__Problem description__.
Please give the listing again, word for word, with nothing left out.

────────

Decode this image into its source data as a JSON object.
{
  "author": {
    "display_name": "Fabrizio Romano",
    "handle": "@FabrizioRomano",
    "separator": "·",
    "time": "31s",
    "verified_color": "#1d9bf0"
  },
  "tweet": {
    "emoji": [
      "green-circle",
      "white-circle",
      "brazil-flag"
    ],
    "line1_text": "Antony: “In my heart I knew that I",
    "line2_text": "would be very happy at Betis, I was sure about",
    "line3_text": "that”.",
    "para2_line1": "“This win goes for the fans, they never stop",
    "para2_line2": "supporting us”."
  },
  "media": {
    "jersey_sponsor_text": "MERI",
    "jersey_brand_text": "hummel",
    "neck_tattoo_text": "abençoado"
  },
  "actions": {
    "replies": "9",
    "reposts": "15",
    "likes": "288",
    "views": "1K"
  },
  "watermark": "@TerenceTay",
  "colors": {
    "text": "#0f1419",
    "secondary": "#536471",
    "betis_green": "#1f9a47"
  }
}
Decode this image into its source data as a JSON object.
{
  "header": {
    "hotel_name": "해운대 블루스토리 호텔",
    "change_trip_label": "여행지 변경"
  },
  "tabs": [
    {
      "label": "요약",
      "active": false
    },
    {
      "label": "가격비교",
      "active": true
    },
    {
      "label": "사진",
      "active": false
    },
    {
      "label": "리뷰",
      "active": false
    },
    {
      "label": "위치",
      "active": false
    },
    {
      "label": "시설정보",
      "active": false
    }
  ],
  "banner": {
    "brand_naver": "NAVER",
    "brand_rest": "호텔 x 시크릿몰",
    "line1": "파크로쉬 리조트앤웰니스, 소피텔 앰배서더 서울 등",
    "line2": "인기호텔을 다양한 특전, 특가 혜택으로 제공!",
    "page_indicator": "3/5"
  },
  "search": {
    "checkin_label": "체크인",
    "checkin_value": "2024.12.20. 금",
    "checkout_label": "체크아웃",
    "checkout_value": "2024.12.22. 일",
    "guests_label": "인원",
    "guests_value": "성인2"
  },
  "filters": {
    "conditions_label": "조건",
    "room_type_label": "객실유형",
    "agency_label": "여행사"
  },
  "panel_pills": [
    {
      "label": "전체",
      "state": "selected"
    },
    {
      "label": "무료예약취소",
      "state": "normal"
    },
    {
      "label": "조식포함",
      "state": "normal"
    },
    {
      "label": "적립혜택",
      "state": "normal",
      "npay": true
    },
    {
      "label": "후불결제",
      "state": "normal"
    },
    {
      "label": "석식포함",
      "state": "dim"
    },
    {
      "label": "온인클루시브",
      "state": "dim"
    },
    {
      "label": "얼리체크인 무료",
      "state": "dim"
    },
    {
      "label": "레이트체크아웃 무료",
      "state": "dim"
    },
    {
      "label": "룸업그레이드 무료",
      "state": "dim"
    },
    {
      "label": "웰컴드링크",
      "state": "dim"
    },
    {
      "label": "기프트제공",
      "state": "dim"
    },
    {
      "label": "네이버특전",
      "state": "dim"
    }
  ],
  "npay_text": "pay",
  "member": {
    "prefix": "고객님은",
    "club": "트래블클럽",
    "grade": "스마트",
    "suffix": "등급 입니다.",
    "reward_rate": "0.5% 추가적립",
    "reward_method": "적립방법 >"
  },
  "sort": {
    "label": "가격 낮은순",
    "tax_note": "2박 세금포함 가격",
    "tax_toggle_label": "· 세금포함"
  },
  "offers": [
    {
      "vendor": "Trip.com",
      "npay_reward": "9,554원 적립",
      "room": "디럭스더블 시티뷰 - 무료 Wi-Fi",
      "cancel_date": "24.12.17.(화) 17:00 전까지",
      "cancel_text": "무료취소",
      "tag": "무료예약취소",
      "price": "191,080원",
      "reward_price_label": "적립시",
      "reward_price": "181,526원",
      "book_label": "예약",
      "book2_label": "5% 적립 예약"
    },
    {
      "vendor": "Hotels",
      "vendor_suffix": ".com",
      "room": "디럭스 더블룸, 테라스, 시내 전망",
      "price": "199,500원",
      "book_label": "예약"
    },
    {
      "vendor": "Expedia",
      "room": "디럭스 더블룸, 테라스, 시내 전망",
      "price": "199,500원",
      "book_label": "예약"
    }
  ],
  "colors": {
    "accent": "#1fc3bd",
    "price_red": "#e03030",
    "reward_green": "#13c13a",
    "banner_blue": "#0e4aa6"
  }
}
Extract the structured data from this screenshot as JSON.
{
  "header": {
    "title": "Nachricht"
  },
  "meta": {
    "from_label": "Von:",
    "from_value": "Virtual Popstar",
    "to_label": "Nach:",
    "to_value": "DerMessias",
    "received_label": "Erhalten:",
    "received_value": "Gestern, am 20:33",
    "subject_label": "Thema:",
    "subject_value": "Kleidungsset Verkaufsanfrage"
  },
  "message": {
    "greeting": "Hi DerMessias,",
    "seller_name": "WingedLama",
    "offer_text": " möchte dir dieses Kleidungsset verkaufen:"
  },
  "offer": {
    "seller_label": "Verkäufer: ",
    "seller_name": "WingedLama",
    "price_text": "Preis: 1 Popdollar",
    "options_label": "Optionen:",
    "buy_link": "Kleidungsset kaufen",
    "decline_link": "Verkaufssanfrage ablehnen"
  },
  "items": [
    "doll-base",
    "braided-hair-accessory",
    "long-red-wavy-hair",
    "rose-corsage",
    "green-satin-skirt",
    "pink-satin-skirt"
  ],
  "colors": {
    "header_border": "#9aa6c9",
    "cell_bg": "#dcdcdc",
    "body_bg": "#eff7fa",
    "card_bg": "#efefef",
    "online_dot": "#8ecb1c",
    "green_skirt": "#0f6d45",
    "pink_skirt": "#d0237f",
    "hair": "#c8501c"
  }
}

────────

__Solved problem__.
Decode this image into its source data as a JSON object.
{
  "author": {
    "display_name": "Fabrizio Romano",
    "handle": "@FabrizioRomano",
    "separator": "·",
    "time": "31s",
    "verified_color": "#1d9bf0"
  },
  "tweet": {
    "emoji": [
      "green-circle",
      "white-circle",
      "brazil-flag"
    ],
    "line1_text": "Antony: “In my heart I knew that I",
    "line2_text": "would be very happy at Betis, I was sure about",
    "line3_text": "that”.",
    "para2_line1": "“This win goes for the fans, they never stop",
    "para2_line2": "supporting us”."
  },
  "media": {
    "jersey_sponsor_text": "MERI",
    "jersey_brand_text": "hummel",
    "neck_tattoo_text": "abençoado"
  },
  "actions": {
    "replies": "9",
    "reposts": "15",
    "likes": "288",
    "views": "1K"
  },
  "watermark": "@TerenceTay",
  "colors": {
    "text": "#0f1419",
    "secondary": "#536471",
    "betis_green": "#1f9a47"
  }
}
Decode this image into its source data as a JSON object.
{
  "header": {
    "hotel_name": "해운대 블루스토리 호텔",
    "change_trip_label": "여행지 변경"
  },
  "tabs": [
    {
      "label": "요약",
      "active": false
    },
    {
      "label": "가격비교",
      "active": true
    },
    {
      "label": "사진",
      "active": false
    },
    {
      "label": "리뷰",
      "active": false
    },
    {
      "label": "위치",
      "active": false
    },
    {
      "label": "시설정보",
      "active": false
    }
  ],
  "banner": {
    "brand_naver": "NAVER",
    "brand_rest": "호텔 x 시크릿몰",
    "line1": "파크로쉬 리조트앤웰니스, 소피텔 앰배서더 서울 등",
    "line2": "인기호텔을 다양한 특전, 특가 혜택으로 제공!",
    "page_indicator": "3/5"
  },
  "search": {
    "checkin_label": "체크인",
    "checkin_value": "2024.12.20. 금",
    "checkout_label": "체크아웃",
    "checkout_value": "2024.12.22. 일",
    "guests_label": "인원",
    "guests_value": "성인2"
  },
  "filters": {
    "conditions_label": "조건",
    "room_type_label": "객실유형",
    "agency_label": "여행사"
  },
  "panel_pills": [
    {
      "label": "전체",
      "state": "selected"
    },
    {
      "label": "무료예약취소",
      "state": "normal"
    },
    {
      "label": "조식포함",
      "state": "normal"
    },
    {
      "label": "적립혜택",
      "state": "normal",
      "npay": true
    },
    {
      "label": "후불결제",
      "state": "normal"
    },
    {
      "label": "석식포함",
      "state": "dim"
    },
    {
      "label": "온인클루시브",
      "state": "dim"
    },
    {
      "label": "얼리체크인 무료",
      "state": "dim"
    },
    {
      "label": "레이트체크아웃 무료",
      "state": "dim"
    },
    {
      "label": "룸업그레이드 무료",
      "state": "dim"
    },
    {
      "label": "웰컴드링크",
      "state": "dim"
    },
    {
      "label": "기프트제공",
      "state": "dim"
    },
    {
      "label": "네이버특전",
      "state": "dim"
    }
  ],
  "npay_text": "pay",
  "member": {
    "prefix": "고객님은",
    "club": "트래블클럽",
    "grade": "스마트",
    "suffix": "등급 입니다.",
    "reward_rate": "0.5% 추가적립",
    "reward_method": "적립방법 >"
  },
  "sort": {
    "label": "가격 낮은순",
    "tax_note": "2박 세금포함 가격",
    "tax_toggle_label": "· 세금포함"
  },
  "offers": [
    {
      "vendor": "Trip.com",
      "npay_reward": "9,554원 적립",
      "room": "디럭스더블 시티뷰 - 무료 Wi-Fi",
      "cancel_date": "24.12.17.(화) 17:00 전까지",
      "cancel_text": "무료취소",
      "tag": "무료예약취소",
      "price": "191,080원",
      "reward_price_label": "적립시",
      "reward_price": "181,526원",
      "book_label": "예약",
      "book2_label": "5% 적립 예약"
    },
    {
      "vendor": "Hotels",
      "vendor_suffix": ".com",
      "room": "디럭스 더블룸, 테라스, 시내 전망",
      "price": "199,500원",
      "book_label": "예약"
    },
    {
      "vendor": "Expedia",
      "room": "디럭스 더블룸, 테라스, 시내 전망",
      "price": "199,500원",
      "book_label": "예약"
    }
  ],
  "colors": {
    "accent": "#1fc3bd",
    "price_red": "#e03030",
    "reward_green": "#13c13a",
    "banner_blue": "#0e4aa6"
  }
}
Extract the structured data from this screenshot as JSON.
{
  "header": {
    "title": "Nachricht"
  },
  "meta": {
    "from_label": "Von:",
    "from_value": "Virtual Popstar",
    "to_label": "Nach:",
    "to_value": "DerMessias",
    "received_label": "Erhalten:",
    "received_value": "Gestern, am 20:33",
    "subject_label": "Thema:",
    "subject_value": "Kleidungsset Verkaufsanfrage"
  },
  "message": {
    "greeting": "Hi DerMessias,",
    "seller_name": "WingedLama",
    "offer_text": " möchte dir dieses Kleidungsset verkaufen:"
  },
  "offer": {
    "seller_label": "Verkäufer: ",
    "seller_name": "WingedLama",
    "price_text": "Preis: 1 Popdollar",
    "options_label": "Optionen:",
    "buy_link": "Kleidungsset kaufen",
    "decline_link": "Verkaufssanfrage ablehnen"
  },
  "items": [
    "doll-base",
    "braided-hair-accessory",
    "long-red-wavy-hair",
    "rose-corsage",
    "green-satin-skirt",
    "pink-satin-skirt"
  ],
  "colors": {
    "header_border": "#9aa6c9",
    "cell_bg": "#dcdcdc",
    "body_bg": "#eff7fa",
    "card_bg": "#efefef",
    "online_dot": "#8ecb1c",
    "green_skirt": "#0f6d45",
    "pink_skirt": "#d0237f",
    "hair": "#c8501c"
  }
}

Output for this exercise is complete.